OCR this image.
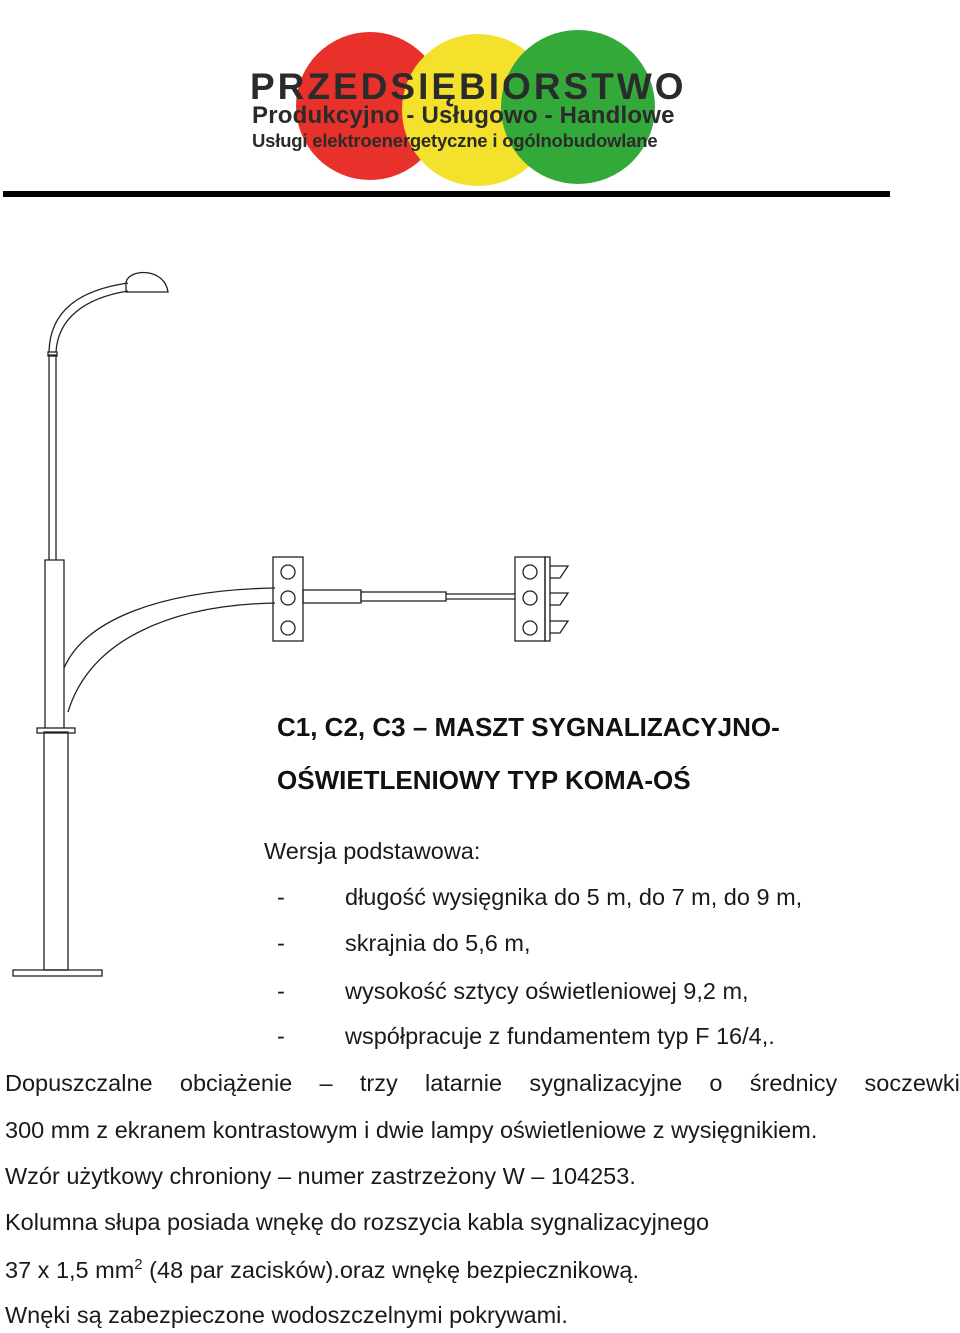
PRZEDSIĘBIORSTWO
Produkcyjno - Usługowo - Handlowe
Usługi elektroenergetyczne i ogólnobudowlane
C1, C2, C3 – MASZT SYGNALIZACYJNO-
OŚWIETLENIOWY TYP KOMA-OŚ
Wersja podstawowa:
-	długość wysięgnika do 5 m, do 7 m, do 9 m,
-	skrajnia do 5,6 m,
-	wysokość sztycy oświetleniowej 9,2 m,
-	współpracuje z fundamentem typ F 16/4,.
Dopuszczalne obciążenie – trzy latarnie sygnalizacyjne o średnicy soczewki
300 mm z ekranem kontrastowym i dwie lampy oświetleniowe z wysięgnikiem.
Wzór użytkowy chroniony – numer zastrzeżony W – 104253.
Kolumna słupa posiada wnękę do rozszycia kabla sygnalizacyjnego
37 x 1,5 $mm^2$ (48 par zacisków).oraz wnękę bezpiecznikową.
Wnęki są zabezpieczone wodoszczelnymi pokrywami.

■ **Work to do**
Go through the lines above. Select every one that has the string "wnękę".

■ **The completed task**
Kolumna słupa posiada wnękę do rozszycia kabla sygnalizacyjnego
37 x 1,5 $mm^2$ (48 par zacisków).oraz wnękę bezpiecznikową.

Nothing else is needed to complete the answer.